[Problem requirements]
Using the entries that follow, collect the lines where the word "Wavelength" appears.

◇ ◇ ◇

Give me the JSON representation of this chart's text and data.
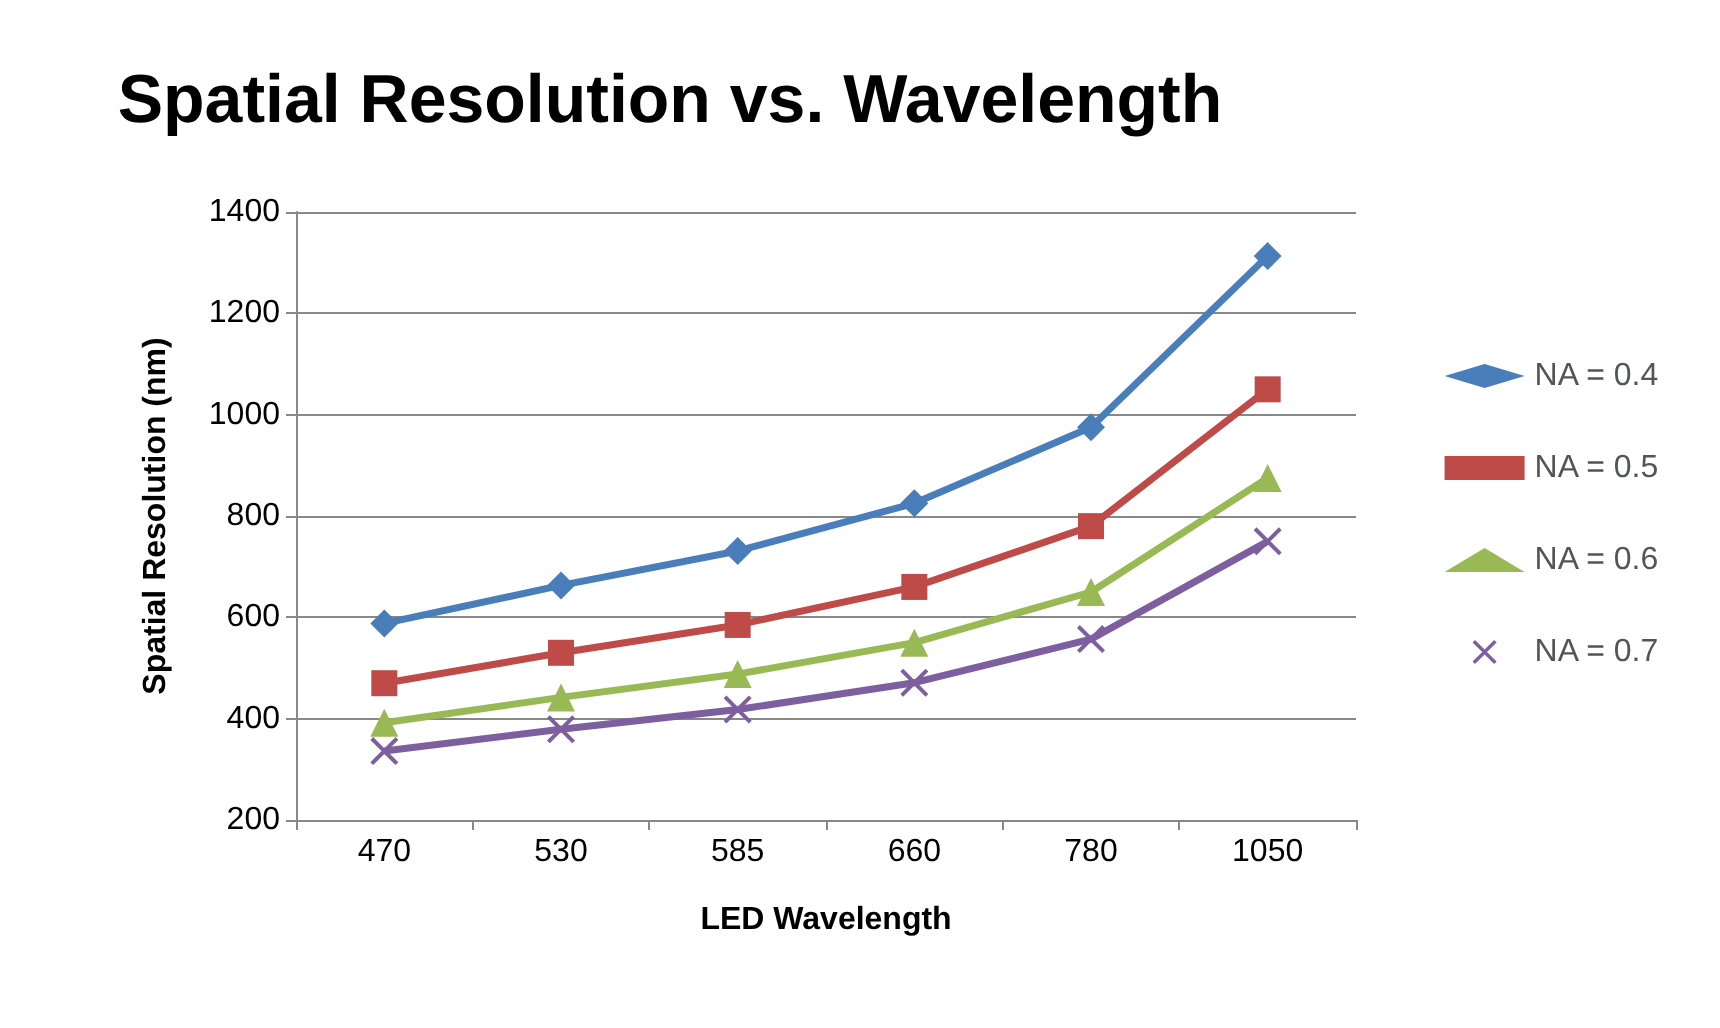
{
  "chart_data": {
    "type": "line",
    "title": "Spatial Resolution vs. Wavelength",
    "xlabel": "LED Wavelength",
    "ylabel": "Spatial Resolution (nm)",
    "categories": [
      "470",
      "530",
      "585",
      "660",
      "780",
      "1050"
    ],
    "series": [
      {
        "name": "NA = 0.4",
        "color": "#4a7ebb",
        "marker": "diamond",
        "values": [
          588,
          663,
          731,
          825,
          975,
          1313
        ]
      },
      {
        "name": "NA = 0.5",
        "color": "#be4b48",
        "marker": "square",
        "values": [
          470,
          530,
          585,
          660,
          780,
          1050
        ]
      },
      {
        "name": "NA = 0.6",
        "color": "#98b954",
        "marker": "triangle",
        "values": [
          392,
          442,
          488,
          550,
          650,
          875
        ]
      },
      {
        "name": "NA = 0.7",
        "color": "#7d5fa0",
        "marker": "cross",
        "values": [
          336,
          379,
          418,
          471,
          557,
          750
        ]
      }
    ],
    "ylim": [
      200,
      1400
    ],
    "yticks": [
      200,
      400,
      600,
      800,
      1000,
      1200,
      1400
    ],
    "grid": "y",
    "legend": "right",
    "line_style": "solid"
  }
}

◇ ◇ ◇

[Final result]
    "title": "Spatial Resolution vs. Wavelength",
    "xlabel": "LED Wavelength",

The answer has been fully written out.